When in 1964 a call came from a state civil rights leader urging Fannie Lou Hamer to run for Congress, she wasn't afraid to jump at the offer, Charles McLaurin, her former colleague in the movement, recalled Thursday.
"I told Fannie Lou what he said, and all she said was, 'When are we going?'"
After all, what did she have to fear? Already, the fiery Ruleville woman had registered hundreds of black voters, was beaten for her efforts and led the Mississippi Freedom Democratic Party to the national party's 1964 convention in Atlantic City.
McLaurin, then-Sunflower County coordinator for the Student Nonviolent Coordinating Committee (SNCC), was the scared one. He hesitated when Hamer asked him to be her campaign manager.
He tells it this way: "I said, 'Fannie Lou, I don't know anything about managing a campaign.' And she said, 'McLaurin, put your name on this paper.' She said, 'McLaurin, you know as much about managing a campaign as I know about running for Congress.'"
That story and others about the civil rights beacon - some of them humorous, some heartbreaking - came out Thursday during the Fannie Lou Hamer Conference at Mississippi Valley State University. The two-day event, hosted by MVSU's Delta Research and Culture Institute, continues at 9 a.m. today and will go on through the afternoon.
Hamer didn't win in 1964 - her name wasn't allowed on the ballot - but it was such blind faith and an indomitable spirit that made her a heroine of the grassroots push for voter registration during the civil rights movement, a group of former civil rights activists said Thursday.
"Fannie Lou Hamer created an atmosphere in which we could live - in which we could live, survive, grow and develop," said Hattiesburg native Victoria Gray Adams, who worked alongside Hamer to get blacks on the voter rolls.
But Adams and others at the conference Thursday said the basic liberties Hamer fought to secure are under siege now more than ever, and the younger generations must resume her struggle to protect them. Students from Valley, Ole Miss and Rust College attended the event.
Adams told them the Bush administration, under the guise of national security, is increasingly infringing upon liberties guaranteed by the Constitution. "We are living in the most dangerous time I know of because we have an administration that is committed, committed, committed to turning the clock back, and they're doing it on a daily basis."
Such warnings about the state of affairs on the second anniversary of the terrorist attacks on the World Trade Center and the Pentagon were mixed with nostalgia for Hamer.
Margaret Block, whose brother Sam Block registered black voters in Greenwood, shared some of the freedom songs Hamer used to belt out, including "Go Tell It on the Mountain" and "This Little Light of Mine."
"Freedom songs were our most effective organizing tool," Block said. "That's how Mrs. Hamer organized. They were the glue that held the Mississippi Delta together back then."

• **Data shown**:
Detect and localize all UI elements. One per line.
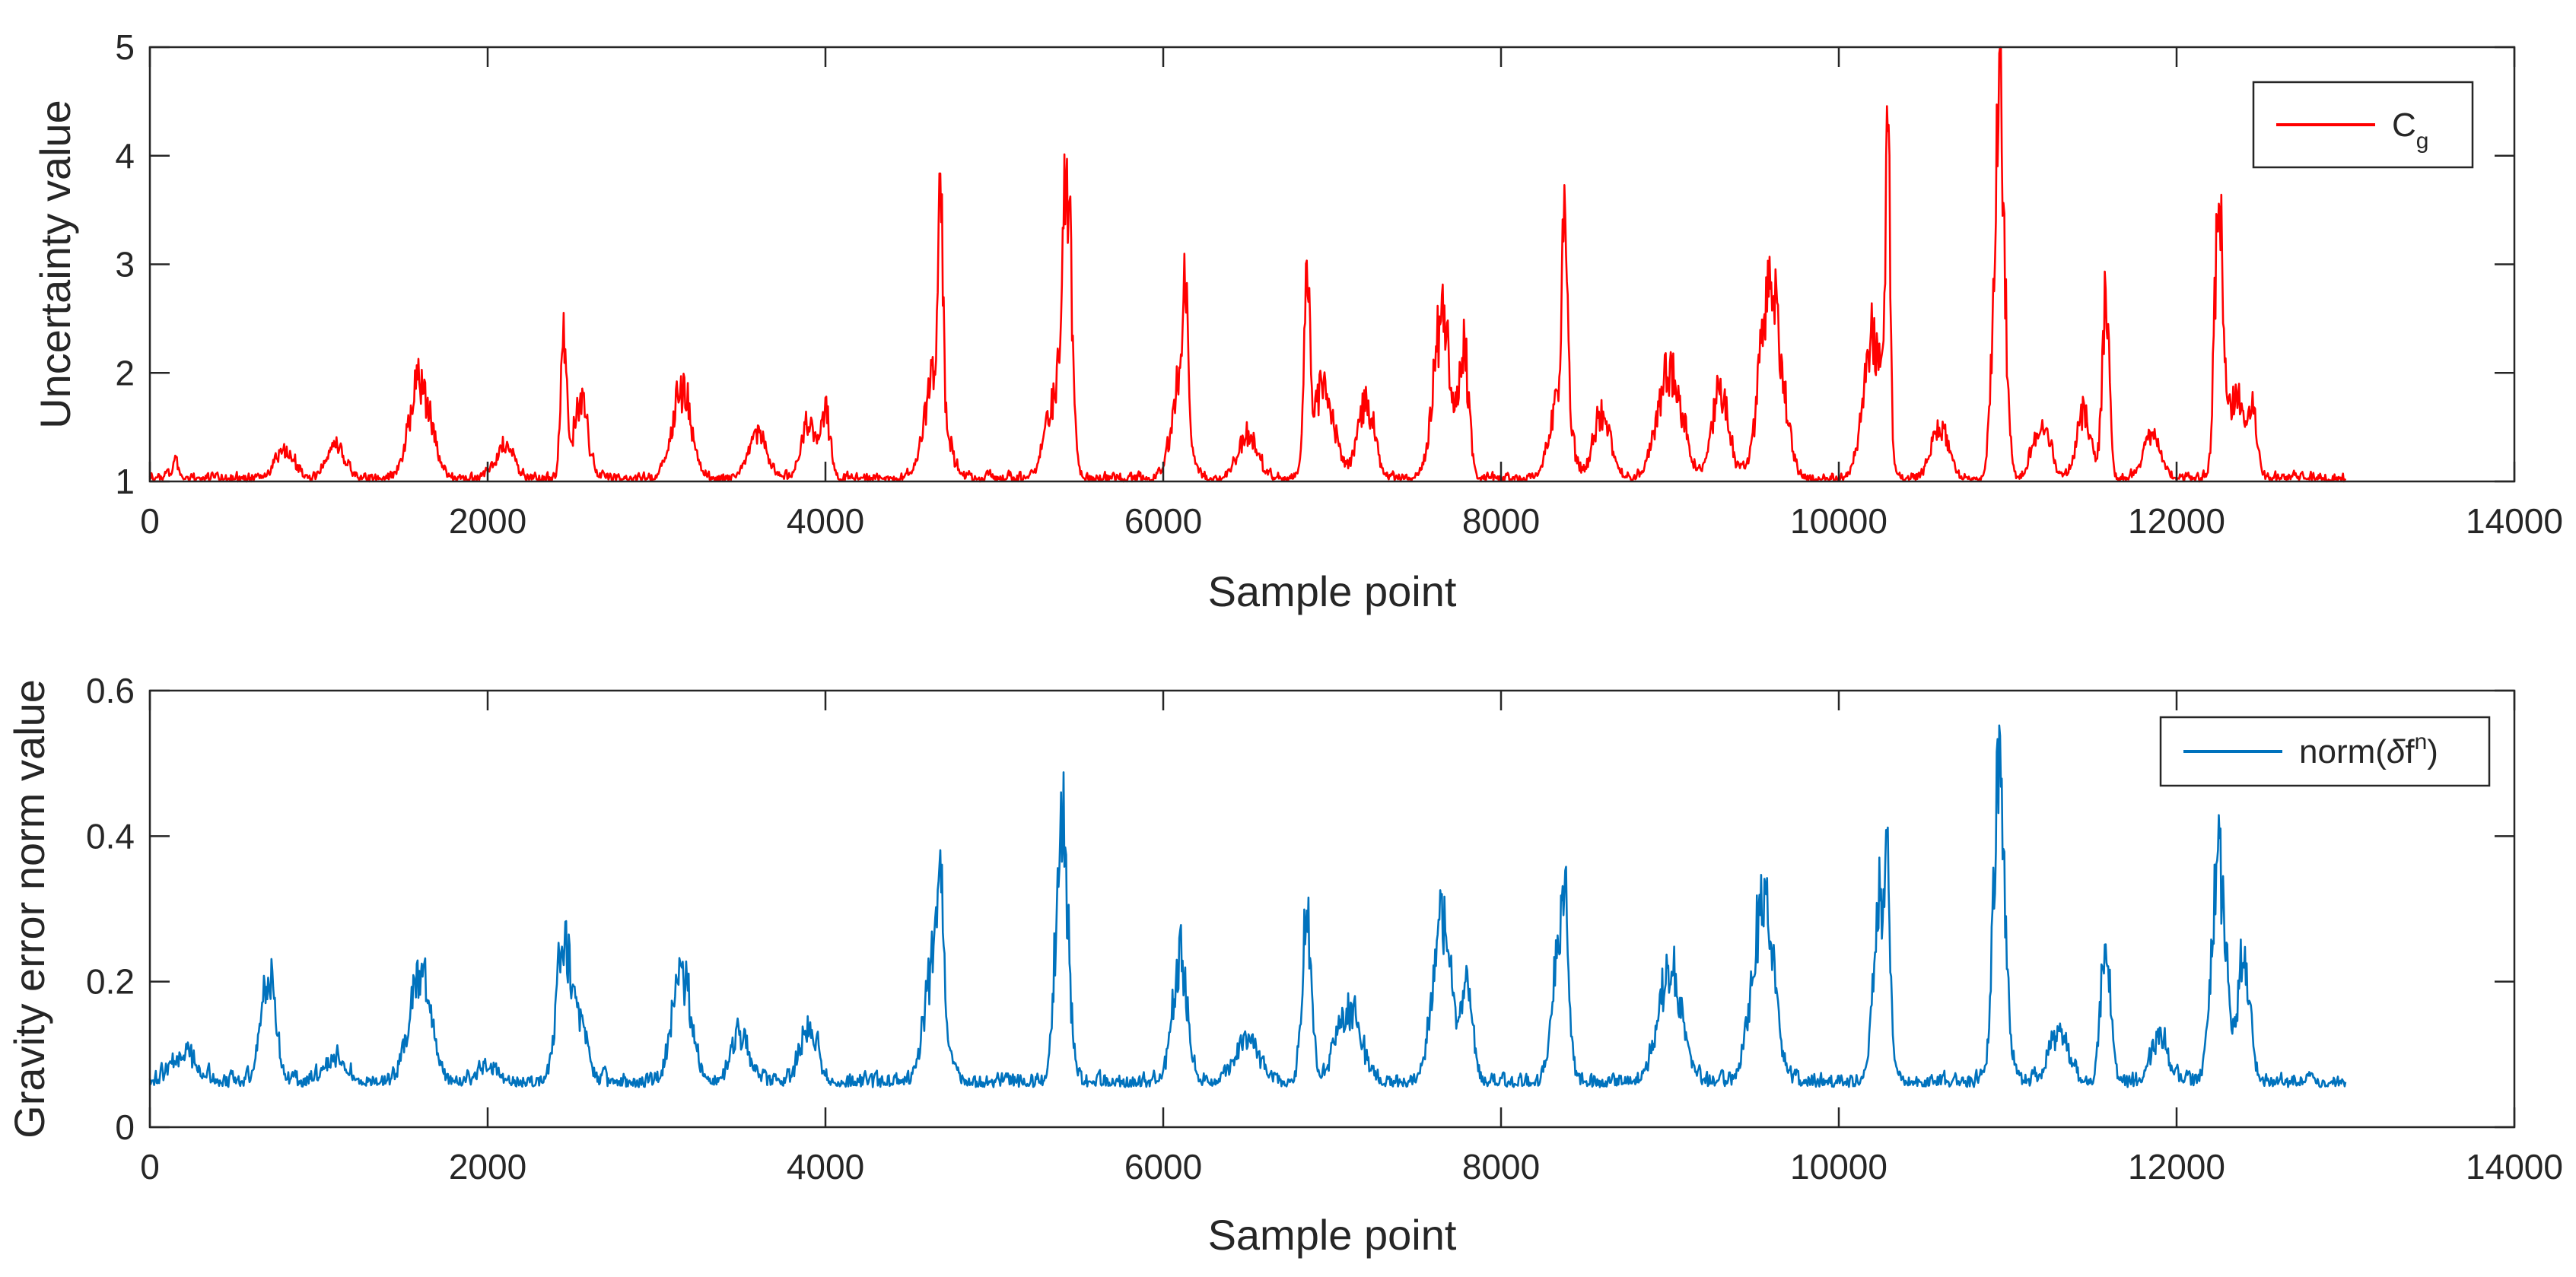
x-tick-label: 6000 [1124, 1147, 1202, 1186]
x-tick-label: 12000 [2128, 501, 2225, 541]
x-tick-label: 0 [140, 501, 160, 541]
series-line-Cg [148, 46, 2347, 483]
y-axis-label: Uncertainty value [31, 100, 79, 429]
y-tick-label: 0 [115, 1107, 135, 1147]
x-tick-label: 4000 [787, 1147, 864, 1186]
y-tick-label: 1 [115, 462, 135, 501]
series-line-normfn [148, 724, 2347, 1088]
x-tick-label: 2000 [449, 501, 526, 541]
plot-area [150, 691, 2514, 1127]
x-tick-label: 4000 [787, 501, 864, 541]
chart-gravity-error: 0 2000 4000 6000 8000 10000 12000 14000 0 0.2 0.4 0… [5, 671, 2563, 1259]
chart-uncertainty: 0 2000 4000 6000 8000 10000 12000 14000 1 2 3 4 5 Sam… [31, 27, 2563, 615]
y-tick-label: 0.4 [86, 816, 135, 856]
y-tick-label: 5 [115, 27, 135, 67]
plot-area [150, 47, 2514, 481]
x-axis-label: Sample point [1208, 1211, 1457, 1259]
y-tick-label: 0.2 [86, 962, 135, 1002]
legend-label: Cg [2392, 106, 2428, 154]
y-tick-label: 0.6 [86, 671, 135, 710]
x-tick-label: 14000 [2466, 1147, 2563, 1186]
x-tick-label: 8000 [1462, 501, 1540, 541]
x-tick-label: 12000 [2128, 1147, 2225, 1186]
x-tick-label: 14000 [2466, 501, 2563, 541]
y-tick-label: 4 [115, 136, 135, 176]
y-tick-label: 3 [115, 245, 135, 284]
x-tick-label: 10000 [1790, 501, 1887, 541]
x-tick-label: 6000 [1124, 501, 1202, 541]
legend: norm(δfn) [2159, 716, 2491, 787]
x-tick-label: 2000 [449, 1147, 526, 1186]
x-tick-label: 8000 [1462, 1147, 1540, 1186]
y-axis-label: Gravity error norm value [5, 679, 53, 1139]
axes-box [148, 689, 2516, 1129]
legend-label: norm(δfn) [2299, 729, 2438, 770]
x-tick-label: 0 [140, 1147, 160, 1186]
x-tick-label: 10000 [1790, 1147, 1887, 1186]
x-axis-label: Sample point [1208, 567, 1457, 615]
y-tick-label: 2 [115, 353, 135, 392]
legend: Cg [2252, 81, 2474, 169]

• **Problems to solve**:
1. Write out the part of the article on the Fannie Lou Hamer Conference that opens with the words containing "After all, what" and closes with "in Atlantic City.".
2. In the article on the Fannie Lou Hamer Conference, rewrite the paragraph beginning "That story and others about the civil rights beacon" as a short bulleted list of its main facts.
3. According to the article on the Fannie Lou Hamer Conference, what position did Charles McLaurin hold with SNCC at the time Hamer ran for Congress?

• **Task results**:
1.
After all, what did she have to fear? Already, the fiery Ruleville woman had registered hundreds of black voters, was beaten for her efforts and led the Mississippi Freedom Democratic Party to the national party's 1964 convention in Atlantic City.

2.
- Stories about Hamer, some humorous and some heartbreaking, were shared Thursday at the Fannie Lou Hamer Conference at Mississippi Valley State University.
- The two-day event is hosted by MVSU's Delta Research and Culture Institute.
- It continues at 9 a.m. today and runs through the afternoon.

3. He was the Sunflower County coordinator for SNCC.